- WHAT IS ASKED:
Write out the data below in full. Keep it exact.

- EXTRACTED INFORMATION:
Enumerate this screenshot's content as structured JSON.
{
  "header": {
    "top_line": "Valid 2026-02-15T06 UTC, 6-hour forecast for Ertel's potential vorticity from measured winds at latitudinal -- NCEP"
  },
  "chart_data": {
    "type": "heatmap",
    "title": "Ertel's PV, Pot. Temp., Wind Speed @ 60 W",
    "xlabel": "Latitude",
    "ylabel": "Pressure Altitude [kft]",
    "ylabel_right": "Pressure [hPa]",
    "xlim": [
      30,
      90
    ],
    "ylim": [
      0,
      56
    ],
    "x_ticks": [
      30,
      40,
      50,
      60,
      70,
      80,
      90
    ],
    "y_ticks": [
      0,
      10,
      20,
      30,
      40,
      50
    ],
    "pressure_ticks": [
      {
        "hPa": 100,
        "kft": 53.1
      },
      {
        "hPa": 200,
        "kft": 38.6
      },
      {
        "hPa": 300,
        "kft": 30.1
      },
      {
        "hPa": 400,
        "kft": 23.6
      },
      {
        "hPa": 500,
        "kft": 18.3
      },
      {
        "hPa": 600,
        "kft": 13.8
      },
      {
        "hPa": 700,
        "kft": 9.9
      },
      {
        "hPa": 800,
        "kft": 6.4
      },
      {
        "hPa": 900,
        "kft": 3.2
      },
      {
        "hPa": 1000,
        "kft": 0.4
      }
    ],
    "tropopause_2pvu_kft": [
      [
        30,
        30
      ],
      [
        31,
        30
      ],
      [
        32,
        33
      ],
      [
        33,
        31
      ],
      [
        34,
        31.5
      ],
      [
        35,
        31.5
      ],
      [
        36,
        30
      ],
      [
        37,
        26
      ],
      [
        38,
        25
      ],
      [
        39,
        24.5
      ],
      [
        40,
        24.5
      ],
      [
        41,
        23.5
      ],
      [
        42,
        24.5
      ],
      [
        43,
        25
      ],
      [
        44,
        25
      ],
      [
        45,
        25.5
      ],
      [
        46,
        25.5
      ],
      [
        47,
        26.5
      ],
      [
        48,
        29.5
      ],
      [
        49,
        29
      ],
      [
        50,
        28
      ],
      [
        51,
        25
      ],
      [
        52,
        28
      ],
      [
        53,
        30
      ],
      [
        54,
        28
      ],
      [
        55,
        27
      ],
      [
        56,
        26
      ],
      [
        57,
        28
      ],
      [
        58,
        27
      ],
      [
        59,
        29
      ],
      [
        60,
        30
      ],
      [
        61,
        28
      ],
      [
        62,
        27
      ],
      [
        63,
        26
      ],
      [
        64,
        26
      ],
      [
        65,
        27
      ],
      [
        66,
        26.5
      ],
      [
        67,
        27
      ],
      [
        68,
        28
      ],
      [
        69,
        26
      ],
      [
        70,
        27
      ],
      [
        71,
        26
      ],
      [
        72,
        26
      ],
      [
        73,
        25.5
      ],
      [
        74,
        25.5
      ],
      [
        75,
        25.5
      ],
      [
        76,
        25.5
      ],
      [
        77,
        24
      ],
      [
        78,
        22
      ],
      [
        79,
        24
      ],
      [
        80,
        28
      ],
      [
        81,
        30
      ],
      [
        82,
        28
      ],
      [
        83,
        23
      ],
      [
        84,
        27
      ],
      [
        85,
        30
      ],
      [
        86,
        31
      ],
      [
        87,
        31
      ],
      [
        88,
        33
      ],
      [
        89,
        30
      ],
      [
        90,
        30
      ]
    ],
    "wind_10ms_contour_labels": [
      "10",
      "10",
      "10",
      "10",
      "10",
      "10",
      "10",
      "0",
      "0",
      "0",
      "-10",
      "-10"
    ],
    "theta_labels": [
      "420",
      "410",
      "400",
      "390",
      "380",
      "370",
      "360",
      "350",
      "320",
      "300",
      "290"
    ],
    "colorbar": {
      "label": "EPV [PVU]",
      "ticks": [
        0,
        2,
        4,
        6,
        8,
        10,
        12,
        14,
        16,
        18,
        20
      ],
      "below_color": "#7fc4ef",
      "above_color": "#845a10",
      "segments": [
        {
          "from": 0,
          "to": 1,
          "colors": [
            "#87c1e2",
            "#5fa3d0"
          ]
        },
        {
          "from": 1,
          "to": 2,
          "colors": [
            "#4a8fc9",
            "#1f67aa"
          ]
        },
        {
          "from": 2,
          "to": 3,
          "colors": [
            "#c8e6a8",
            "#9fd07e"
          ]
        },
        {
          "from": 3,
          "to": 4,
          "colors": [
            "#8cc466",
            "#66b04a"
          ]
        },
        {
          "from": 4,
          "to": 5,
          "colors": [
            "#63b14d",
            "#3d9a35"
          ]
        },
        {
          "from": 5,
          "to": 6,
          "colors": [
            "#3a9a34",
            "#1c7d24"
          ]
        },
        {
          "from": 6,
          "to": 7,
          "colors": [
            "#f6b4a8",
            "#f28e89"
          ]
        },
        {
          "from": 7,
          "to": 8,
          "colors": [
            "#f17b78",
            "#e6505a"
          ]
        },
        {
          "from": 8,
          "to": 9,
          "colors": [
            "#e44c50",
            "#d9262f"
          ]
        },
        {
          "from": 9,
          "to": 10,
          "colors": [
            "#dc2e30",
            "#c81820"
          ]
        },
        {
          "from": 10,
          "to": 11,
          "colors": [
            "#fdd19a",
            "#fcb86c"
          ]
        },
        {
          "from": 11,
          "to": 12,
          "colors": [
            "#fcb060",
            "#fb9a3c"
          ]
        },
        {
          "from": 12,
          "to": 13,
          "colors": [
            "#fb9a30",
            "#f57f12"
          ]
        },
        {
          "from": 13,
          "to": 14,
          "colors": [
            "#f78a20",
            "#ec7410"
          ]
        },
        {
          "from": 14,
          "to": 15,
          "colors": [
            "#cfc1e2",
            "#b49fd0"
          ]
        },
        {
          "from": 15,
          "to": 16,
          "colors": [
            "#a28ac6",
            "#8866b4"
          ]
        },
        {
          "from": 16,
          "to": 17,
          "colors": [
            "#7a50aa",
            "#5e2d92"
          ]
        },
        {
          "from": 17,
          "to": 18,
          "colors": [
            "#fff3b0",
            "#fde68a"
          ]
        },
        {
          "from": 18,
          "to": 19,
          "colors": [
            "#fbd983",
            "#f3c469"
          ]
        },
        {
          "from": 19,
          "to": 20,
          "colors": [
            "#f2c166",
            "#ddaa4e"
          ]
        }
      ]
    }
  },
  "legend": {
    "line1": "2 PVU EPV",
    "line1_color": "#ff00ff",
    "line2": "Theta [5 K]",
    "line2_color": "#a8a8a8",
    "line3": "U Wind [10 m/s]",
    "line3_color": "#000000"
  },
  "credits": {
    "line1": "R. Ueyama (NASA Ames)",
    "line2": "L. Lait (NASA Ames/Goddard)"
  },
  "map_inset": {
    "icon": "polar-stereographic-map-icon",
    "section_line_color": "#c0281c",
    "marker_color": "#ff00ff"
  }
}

- EXERCISE OUTPUT:
Enumerate this screenshot's content as structured JSON.
{
  "header": {
    "top_line": "Valid 2026-02-15T06 UTC, 6-hour forecast for Ertel's potential vorticity from measured winds at latitudinal -- NCEP"
  },
  "chart_data": {
    "type": "heatmap",
    "title": "Ertel's PV, Pot. Temp., Wind Speed @ 60 W",
    "xlabel": "Latitude",
    "ylabel": "Pressure Altitude [kft]",
    "ylabel_right": "Pressure [hPa]",
    "xlim": [
      30,
      90
    ],
    "ylim": [
      0,
      56
    ],
    "x_ticks": [
      30,
      40,
      50,
      60,
      70,
      80,
      90
    ],
    "y_ticks": [
      0,
      10,
      20,
      30,
      40,
      50
    ],
    "pressure_ticks": [
      {
        "hPa": 100,
        "kft": 53.1
      },
      {
        "hPa": 200,
        "kft": 38.6
      },
      {
        "hPa": 300,
        "kft": 30.1
      },
      {
        "hPa": 400,
        "kft": 23.6
      },
      {
        "hPa": 500,
        "kft": 18.3
      },
      {
        "hPa": 600,
        "kft": 13.8
      },
      {
        "hPa": 700,
        "kft": 9.9
      },
      {
        "hPa": 800,
        "kft": 6.4
      },
      {
        "hPa": 900,
        "kft": 3.2
      },
      {
        "hPa": 1000,
        "kft": 0.4
      }
    ],
    "tropopause_2pvu_kft": [
      [
        30,
        30
      ],
      [
        31,
        30
      ],
      [
        32,
        33
      ],
      [
        33,
        31
      ],
      [
        34,
        31.5
      ],
      [
        35,
        31.5
      ],
      [
        36,
        30
      ],
      [
        37,
        26
      ],
      [
        38,
        25
      ],
      [
        39,
        24.5
      ],
      [
        40,
        24.5
      ],
      [
        41,
        23.5
      ],
      [
        42,
        24.5
      ],
      [
        43,
        25
      ],
      [
        44,
        25
      ],
      [
        45,
        25.5
      ],
      [
        46,
        25.5
      ],
      [
        47,
        26.5
      ],
      [
        48,
        29.5
      ],
      [
        49,
        29
      ],
      [
        50,
        28
      ],
      [
        51,
        25
      ],
      [
        52,
        28
      ],
      [
        53,
        30
      ],
      [
        54,
        28
      ],
      [
        55,
        27
      ],
      [
        56,
        26
      ],
      [
        57,
        28
      ],
      [
        58,
        27
      ],
      [
        59,
        29
      ],
      [
        60,
        30
      ],
      [
        61,
        28
      ],
      [
        62,
        27
      ],
      [
        63,
        26
      ],
      [
        64,
        26
      ],
      [
        65,
        27
      ],
      [
        66,
        26.5
      ],
      [
        67,
        27
      ],
      [
        68,
        28
      ],
      [
        69,
        26
      ],
      [
        70,
        27
      ],
      [
        71,
        26
      ],
      [
        72,
        26
      ],
      [
        73,
        25.5
      ],
      [
        74,
        25.5
      ],
      [
        75,
        25.5
      ],
      [
        76,
        25.5
      ],
      [
        77,
        24
      ],
      [
        78,
        22
      ],
      [
        79,
        24
      ],
      [
        80,
        28
      ],
      [
        81,
        30
      ],
      [
        82,
        28
      ],
      [
        83,
        23
      ],
      [
        84,
        27
      ],
      [
        85,
        30
      ],
      [
        86,
        31
      ],
      [
        87,
        31
      ],
      [
        88,
        33
      ],
      [
        89,
        30
      ],
      [
        90,
        30
      ]
    ],
    "wind_10ms_contour_labels": [
      "10",
      "10",
      "10",
      "10",
      "10",
      "10",
      "10",
      "0",
      "0",
      "0",
      "-10",
      "-10"
    ],
    "theta_labels": [
      "420",
      "410",
      "400",
      "390",
      "380",
      "370",
      "360",
      "350",
      "320",
      "300",
      "290"
    ],
    "colorbar": {
      "label": "EPV [PVU]",
      "ticks": [
        0,
        2,
        4,
        6,
        8,
        10,
        12,
        14,
        16,
        18,
        20
      ],
      "below_color": "#7fc4ef",
      "above_color": "#845a10",
      "segments": [
        {
          "from": 0,
          "to": 1,
          "colors": [
            "#87c1e2",
            "#5fa3d0"
          ]
        },
        {
          "from": 1,
          "to": 2,
          "colors": [
            "#4a8fc9",
            "#1f67aa"
          ]
        },
        {
          "from": 2,
          "to": 3,
          "colors": [
            "#c8e6a8",
            "#9fd07e"
          ]
        },
        {
          "from": 3,
          "to": 4,
          "colors": [
            "#8cc466",
            "#66b04a"
          ]
        },
        {
          "from": 4,
          "to": 5,
          "colors": [
            "#63b14d",
            "#3d9a35"
          ]
        },
        {
          "from": 5,
          "to": 6,
          "colors": [
            "#3a9a34",
            "#1c7d24"
          ]
        },
        {
          "from": 6,
          "to": 7,
          "colors": [
            "#f6b4a8",
            "#f28e89"
          ]
        },
        {
          "from": 7,
          "to": 8,
          "colors": [
            "#f17b78",
            "#e6505a"
          ]
        },
        {
          "from": 8,
          "to": 9,
          "colors": [
            "#e44c50",
            "#d9262f"
          ]
        },
        {
          "from": 9,
          "to": 10,
          "colors": [
            "#dc2e30",
            "#c81820"
          ]
        },
        {
          "from": 10,
          "to": 11,
          "colors": [
            "#fdd19a",
            "#fcb86c"
          ]
        },
        {
          "from": 11,
          "to": 12,
          "colors": [
            "#fcb060",
            "#fb9a3c"
          ]
        },
        {
          "from": 12,
          "to": 13,
          "colors": [
            "#fb9a30",
            "#f57f12"
          ]
        },
        {
          "from": 13,
          "to": 14,
          "colors": [
            "#f78a20",
            "#ec7410"
          ]
        },
        {
          "from": 14,
          "to": 15,
          "colors": [
            "#cfc1e2",
            "#b49fd0"
          ]
        },
        {
          "from": 15,
          "to": 16,
          "colors": [
            "#a28ac6",
            "#8866b4"
          ]
        },
        {
          "from": 16,
          "to": 17,
          "colors": [
            "#7a50aa",
            "#5e2d92"
          ]
        },
        {
          "from": 17,
          "to": 18,
          "colors": [
            "#fff3b0",
            "#fde68a"
          ]
        },
        {
          "from": 18,
          "to": 19,
          "colors": [
            "#fbd983",
            "#f3c469"
          ]
        },
        {
          "from": 19,
          "to": 20,
          "colors": [
            "#f2c166",
            "#ddaa4e"
          ]
        }
      ]
    }
  },
  "legend": {
    "line1": "2 PVU EPV",
    "line1_color": "#ff00ff",
    "line2": "Theta [5 K]",
    "line2_color": "#a8a8a8",
    "line3": "U Wind [10 m/s]",
    "line3_color": "#000000"
  },
  "credits": {
    "line1": "R. Ueyama (NASA Ames)",
    "line2": "L. Lait (NASA Ames/Goddard)"
  },
  "map_inset": {
    "icon": "polar-stereographic-map-icon",
    "section_line_color": "#c0281c",
    "marker_color": "#ff00ff"
  }
}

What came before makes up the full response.